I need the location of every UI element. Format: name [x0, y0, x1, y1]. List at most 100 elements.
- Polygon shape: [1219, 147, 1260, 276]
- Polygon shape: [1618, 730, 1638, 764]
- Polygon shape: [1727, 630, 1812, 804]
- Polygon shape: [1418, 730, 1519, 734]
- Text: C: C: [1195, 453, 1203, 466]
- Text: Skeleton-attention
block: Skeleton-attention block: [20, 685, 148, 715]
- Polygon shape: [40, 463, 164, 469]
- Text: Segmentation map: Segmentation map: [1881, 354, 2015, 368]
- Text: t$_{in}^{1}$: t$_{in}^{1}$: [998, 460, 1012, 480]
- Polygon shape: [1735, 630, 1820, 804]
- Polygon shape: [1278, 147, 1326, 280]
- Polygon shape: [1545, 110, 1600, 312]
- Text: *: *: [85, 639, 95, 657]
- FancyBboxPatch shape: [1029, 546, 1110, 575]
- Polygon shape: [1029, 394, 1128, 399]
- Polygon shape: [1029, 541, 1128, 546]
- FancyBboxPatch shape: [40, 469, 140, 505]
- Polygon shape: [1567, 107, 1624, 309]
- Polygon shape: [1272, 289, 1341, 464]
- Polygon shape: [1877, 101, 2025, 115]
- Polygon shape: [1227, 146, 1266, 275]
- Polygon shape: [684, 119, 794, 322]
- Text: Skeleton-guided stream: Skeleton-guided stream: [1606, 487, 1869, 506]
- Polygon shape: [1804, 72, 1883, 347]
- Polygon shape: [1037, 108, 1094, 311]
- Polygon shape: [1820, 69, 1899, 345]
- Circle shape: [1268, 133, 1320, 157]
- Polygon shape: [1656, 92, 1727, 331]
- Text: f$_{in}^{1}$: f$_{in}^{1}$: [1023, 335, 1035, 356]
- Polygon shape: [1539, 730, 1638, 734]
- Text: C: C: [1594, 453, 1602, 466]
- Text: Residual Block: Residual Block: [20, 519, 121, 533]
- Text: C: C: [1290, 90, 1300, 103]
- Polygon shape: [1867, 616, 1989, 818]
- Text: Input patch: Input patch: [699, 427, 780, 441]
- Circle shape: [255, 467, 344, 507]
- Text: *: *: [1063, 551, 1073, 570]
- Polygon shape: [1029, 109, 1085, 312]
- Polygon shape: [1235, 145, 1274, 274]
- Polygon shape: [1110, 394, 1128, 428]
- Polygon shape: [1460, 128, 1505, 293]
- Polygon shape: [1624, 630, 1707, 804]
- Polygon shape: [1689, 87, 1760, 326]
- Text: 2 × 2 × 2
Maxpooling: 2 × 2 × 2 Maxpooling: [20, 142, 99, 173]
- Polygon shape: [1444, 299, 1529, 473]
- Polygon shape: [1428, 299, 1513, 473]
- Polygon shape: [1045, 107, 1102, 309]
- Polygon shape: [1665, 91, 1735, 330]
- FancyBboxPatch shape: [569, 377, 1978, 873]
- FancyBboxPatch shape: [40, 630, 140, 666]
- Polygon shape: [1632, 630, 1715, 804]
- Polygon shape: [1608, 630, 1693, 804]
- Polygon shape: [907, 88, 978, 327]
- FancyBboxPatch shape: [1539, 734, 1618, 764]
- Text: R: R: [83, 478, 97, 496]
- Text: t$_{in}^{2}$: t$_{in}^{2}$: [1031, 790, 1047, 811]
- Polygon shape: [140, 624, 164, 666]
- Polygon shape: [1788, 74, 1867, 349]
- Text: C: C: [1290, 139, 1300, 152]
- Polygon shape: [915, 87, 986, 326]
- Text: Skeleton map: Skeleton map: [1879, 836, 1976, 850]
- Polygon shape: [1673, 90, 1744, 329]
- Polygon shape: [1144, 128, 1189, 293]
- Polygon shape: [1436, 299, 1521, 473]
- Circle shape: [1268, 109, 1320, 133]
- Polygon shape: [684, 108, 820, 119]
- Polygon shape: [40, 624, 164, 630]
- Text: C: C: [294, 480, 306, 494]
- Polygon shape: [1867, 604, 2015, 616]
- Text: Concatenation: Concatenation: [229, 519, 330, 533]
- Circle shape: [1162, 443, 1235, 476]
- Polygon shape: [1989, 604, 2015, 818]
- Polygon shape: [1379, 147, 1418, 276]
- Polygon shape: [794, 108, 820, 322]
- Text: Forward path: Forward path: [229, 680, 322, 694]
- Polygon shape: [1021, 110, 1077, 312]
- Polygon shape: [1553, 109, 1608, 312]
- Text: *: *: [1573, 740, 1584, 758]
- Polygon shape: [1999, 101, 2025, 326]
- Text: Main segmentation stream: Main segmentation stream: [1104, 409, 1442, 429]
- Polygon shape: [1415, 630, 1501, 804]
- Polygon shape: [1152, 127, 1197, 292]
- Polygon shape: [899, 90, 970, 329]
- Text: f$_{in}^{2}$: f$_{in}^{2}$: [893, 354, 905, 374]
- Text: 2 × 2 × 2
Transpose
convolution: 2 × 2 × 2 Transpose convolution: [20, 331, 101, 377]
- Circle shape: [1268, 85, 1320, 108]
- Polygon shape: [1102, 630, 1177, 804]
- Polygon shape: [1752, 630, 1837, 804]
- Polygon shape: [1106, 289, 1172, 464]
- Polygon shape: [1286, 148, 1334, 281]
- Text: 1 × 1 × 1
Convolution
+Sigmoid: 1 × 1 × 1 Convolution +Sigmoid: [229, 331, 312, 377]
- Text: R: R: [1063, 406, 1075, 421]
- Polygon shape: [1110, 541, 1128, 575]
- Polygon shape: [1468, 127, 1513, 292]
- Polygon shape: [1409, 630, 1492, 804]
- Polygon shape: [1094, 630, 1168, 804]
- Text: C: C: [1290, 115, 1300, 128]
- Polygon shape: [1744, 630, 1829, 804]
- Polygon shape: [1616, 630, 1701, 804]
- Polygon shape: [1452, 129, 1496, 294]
★ ★ ★ ★
**Goal:**
Rewrite the records from the start through the line with "- Polygon shape: [1418, 730, 1519, 734]", changing "UI element" to "interface element" and leaving everything else as it is. Give only those lines.

**Correct response:**
I need the location of every interface element. Format: name [x0, y0, x1, y1]. List at most 100 elements.
- Polygon shape: [1219, 147, 1260, 276]
- Polygon shape: [1618, 730, 1638, 764]
- Polygon shape: [1727, 630, 1812, 804]
- Polygon shape: [1418, 730, 1519, 734]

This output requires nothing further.